----- Records supplied -----

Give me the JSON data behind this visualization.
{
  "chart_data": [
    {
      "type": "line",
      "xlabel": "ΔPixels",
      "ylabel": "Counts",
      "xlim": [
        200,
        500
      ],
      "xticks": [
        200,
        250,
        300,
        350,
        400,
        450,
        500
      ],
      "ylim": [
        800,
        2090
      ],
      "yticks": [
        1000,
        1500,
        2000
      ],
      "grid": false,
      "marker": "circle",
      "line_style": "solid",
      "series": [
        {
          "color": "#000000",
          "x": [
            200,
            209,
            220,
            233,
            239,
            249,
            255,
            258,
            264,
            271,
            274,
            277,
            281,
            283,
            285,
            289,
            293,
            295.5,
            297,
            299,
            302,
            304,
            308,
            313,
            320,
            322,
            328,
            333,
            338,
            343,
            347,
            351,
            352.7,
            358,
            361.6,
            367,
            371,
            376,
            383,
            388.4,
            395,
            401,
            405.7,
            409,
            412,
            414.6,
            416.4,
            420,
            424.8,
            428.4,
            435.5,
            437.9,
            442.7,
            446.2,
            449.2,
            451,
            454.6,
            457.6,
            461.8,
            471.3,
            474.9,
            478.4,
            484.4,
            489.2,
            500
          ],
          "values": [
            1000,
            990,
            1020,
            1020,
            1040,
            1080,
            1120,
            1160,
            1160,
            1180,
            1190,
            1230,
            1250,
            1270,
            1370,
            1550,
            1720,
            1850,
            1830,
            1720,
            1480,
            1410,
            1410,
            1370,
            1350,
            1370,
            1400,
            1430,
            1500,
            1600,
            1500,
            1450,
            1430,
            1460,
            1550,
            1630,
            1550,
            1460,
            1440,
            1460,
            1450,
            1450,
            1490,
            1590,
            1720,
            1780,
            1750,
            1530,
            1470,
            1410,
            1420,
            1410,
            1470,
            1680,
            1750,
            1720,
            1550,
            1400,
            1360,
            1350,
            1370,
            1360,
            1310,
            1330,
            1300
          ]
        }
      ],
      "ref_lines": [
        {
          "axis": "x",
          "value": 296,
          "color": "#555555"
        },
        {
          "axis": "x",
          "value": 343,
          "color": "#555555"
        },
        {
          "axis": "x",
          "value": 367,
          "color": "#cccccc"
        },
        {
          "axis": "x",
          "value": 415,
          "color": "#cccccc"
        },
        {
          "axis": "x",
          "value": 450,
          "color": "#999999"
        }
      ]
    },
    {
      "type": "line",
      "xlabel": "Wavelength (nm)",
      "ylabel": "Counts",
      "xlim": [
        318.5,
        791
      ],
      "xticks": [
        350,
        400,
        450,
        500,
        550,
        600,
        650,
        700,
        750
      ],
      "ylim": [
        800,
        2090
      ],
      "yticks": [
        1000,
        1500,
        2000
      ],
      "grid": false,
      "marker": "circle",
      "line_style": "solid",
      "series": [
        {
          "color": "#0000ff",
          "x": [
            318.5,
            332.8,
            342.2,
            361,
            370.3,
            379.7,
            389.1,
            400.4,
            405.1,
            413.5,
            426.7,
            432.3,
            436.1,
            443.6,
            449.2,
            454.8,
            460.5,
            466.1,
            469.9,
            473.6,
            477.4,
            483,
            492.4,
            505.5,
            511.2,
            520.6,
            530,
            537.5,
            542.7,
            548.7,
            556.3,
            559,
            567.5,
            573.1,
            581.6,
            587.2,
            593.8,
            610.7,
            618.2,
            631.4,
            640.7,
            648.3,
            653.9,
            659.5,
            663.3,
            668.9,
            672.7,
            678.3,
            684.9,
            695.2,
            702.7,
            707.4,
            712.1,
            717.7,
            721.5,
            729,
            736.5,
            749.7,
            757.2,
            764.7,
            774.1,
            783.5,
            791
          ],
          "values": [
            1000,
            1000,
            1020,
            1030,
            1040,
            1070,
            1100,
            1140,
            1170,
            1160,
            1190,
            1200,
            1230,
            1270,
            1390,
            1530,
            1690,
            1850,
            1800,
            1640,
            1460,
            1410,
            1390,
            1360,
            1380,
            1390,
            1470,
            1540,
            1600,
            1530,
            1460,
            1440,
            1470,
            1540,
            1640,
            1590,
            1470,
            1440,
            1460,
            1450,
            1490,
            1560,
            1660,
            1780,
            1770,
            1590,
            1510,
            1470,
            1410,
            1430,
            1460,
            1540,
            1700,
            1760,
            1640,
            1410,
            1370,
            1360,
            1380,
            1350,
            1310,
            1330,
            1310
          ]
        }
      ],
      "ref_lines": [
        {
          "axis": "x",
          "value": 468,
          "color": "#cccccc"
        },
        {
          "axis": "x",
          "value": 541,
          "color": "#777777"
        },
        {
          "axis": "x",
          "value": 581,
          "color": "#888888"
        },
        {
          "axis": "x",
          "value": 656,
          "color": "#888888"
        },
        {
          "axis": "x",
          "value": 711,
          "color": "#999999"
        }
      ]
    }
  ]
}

-----

» **Requirements**:
Write down all the entries again without a single difference.

» **Task response**:
Give me the JSON data behind this visualization.
{
  "chart_data": [
    {
      "type": "line",
      "xlabel": "ΔPixels",
      "ylabel": "Counts",
      "xlim": [
        200,
        500
      ],
      "xticks": [
        200,
        250,
        300,
        350,
        400,
        450,
        500
      ],
      "ylim": [
        800,
        2090
      ],
      "yticks": [
        1000,
        1500,
        2000
      ],
      "grid": false,
      "marker": "circle",
      "line_style": "solid",
      "series": [
        {
          "color": "#000000",
          "x": [
            200,
            209,
            220,
            233,
            239,
            249,
            255,
            258,
            264,
            271,
            274,
            277,
            281,
            283,
            285,
            289,
            293,
            295.5,
            297,
            299,
            302,
            304,
            308,
            313,
            320,
            322,
            328,
            333,
            338,
            343,
            347,
            351,
            352.7,
            358,
            361.6,
            367,
            371,
            376,
            383,
            388.4,
            395,
            401,
            405.7,
            409,
            412,
            414.6,
            416.4,
            420,
            424.8,
            428.4,
            435.5,
            437.9,
            442.7,
            446.2,
            449.2,
            451,
            454.6,
            457.6,
            461.8,
            471.3,
            474.9,
            478.4,
            484.4,
            489.2,
            500
          ],
          "values": [
            1000,
            990,
            1020,
            1020,
            1040,
            1080,
            1120,
            1160,
            1160,
            1180,
            1190,
            1230,
            1250,
            1270,
            1370,
            1550,
            1720,
            1850,
            1830,
            1720,
            1480,
            1410,
            1410,
            1370,
            1350,
            1370,
            1400,
            1430,
            1500,
            1600,
            1500,
            1450,
            1430,
            1460,
            1550,
            1630,
            1550,
            1460,
            1440,
            1460,
            1450,
            1450,
            1490,
            1590,
            1720,
            1780,
            1750,
            1530,
            1470,
            1410,
            1420,
            1410,
            1470,
            1680,
            1750,
            1720,
            1550,
            1400,
            1360,
            1350,
            1370,
            1360,
            1310,
            1330,
            1300
          ]
        }
      ],
      "ref_lines": [
        {
          "axis": "x",
          "value": 296,
          "color": "#555555"
        },
        {
          "axis": "x",
          "value": 343,
          "color": "#555555"
        },
        {
          "axis": "x",
          "value": 367,
          "color": "#cccccc"
        },
        {
          "axis": "x",
          "value": 415,
          "color": "#cccccc"
        },
        {
          "axis": "x",
          "value": 450,
          "color": "#999999"
        }
      ]
    },
    {
      "type": "line",
      "xlabel": "Wavelength (nm)",
      "ylabel": "Counts",
      "xlim": [
        318.5,
        791
      ],
      "xticks": [
        350,
        400,
        450,
        500,
        550,
        600,
        650,
        700,
        750
      ],
      "ylim": [
        800,
        2090
      ],
      "yticks": [
        1000,
        1500,
        2000
      ],
      "grid": false,
      "marker": "circle",
      "line_style": "solid",
      "series": [
        {
          "color": "#0000ff",
          "x": [
            318.5,
            332.8,
            342.2,
            361,
            370.3,
            379.7,
            389.1,
            400.4,
            405.1,
            413.5,
            426.7,
            432.3,
            436.1,
            443.6,
            449.2,
            454.8,
            460.5,
            466.1,
            469.9,
            473.6,
            477.4,
            483,
            492.4,
            505.5,
            511.2,
            520.6,
            530,
            537.5,
            542.7,
            548.7,
            556.3,
            559,
            567.5,
            573.1,
            581.6,
            587.2,
            593.8,
            610.7,
            618.2,
            631.4,
            640.7,
            648.3,
            653.9,
            659.5,
            663.3,
            668.9,
            672.7,
            678.3,
            684.9,
            695.2,
            702.7,
            707.4,
            712.1,
            717.7,
            721.5,
            729,
            736.5,
            749.7,
            757.2,
            764.7,
            774.1,
            783.5,
            791
          ],
          "values": [
            1000,
            1000,
            1020,
            1030,
            1040,
            1070,
            1100,
            1140,
            1170,
            1160,
            1190,
            1200,
            1230,
            1270,
            1390,
            1530,
            1690,
            1850,
            1800,
            1640,
            1460,
            1410,
            1390,
            1360,
            1380,
            1390,
            1470,
            1540,
            1600,
            1530,
            1460,
            1440,
            1470,
            1540,
            1640,
            1590,
            1470,
            1440,
            1460,
            1450,
            1490,
            1560,
            1660,
            1780,
            1770,
            1590,
            1510,
            1470,
            1410,
            1430,
            1460,
            1540,
            1700,
            1760,
            1640,
            1410,
            1370,
            1360,
            1380,
            1350,
            1310,
            1330,
            1310
          ]
        }
      ],
      "ref_lines": [
        {
          "axis": "x",
          "value": 468,
          "color": "#cccccc"
        },
        {
          "axis": "x",
          "value": 541,
          "color": "#777777"
        },
        {
          "axis": "x",
          "value": 581,
          "color": "#888888"
        },
        {
          "axis": "x",
          "value": 656,
          "color": "#888888"
        },
        {
          "axis": "x",
          "value": 711,
          "color": "#999999"
        }
      ]
    }
  ]
}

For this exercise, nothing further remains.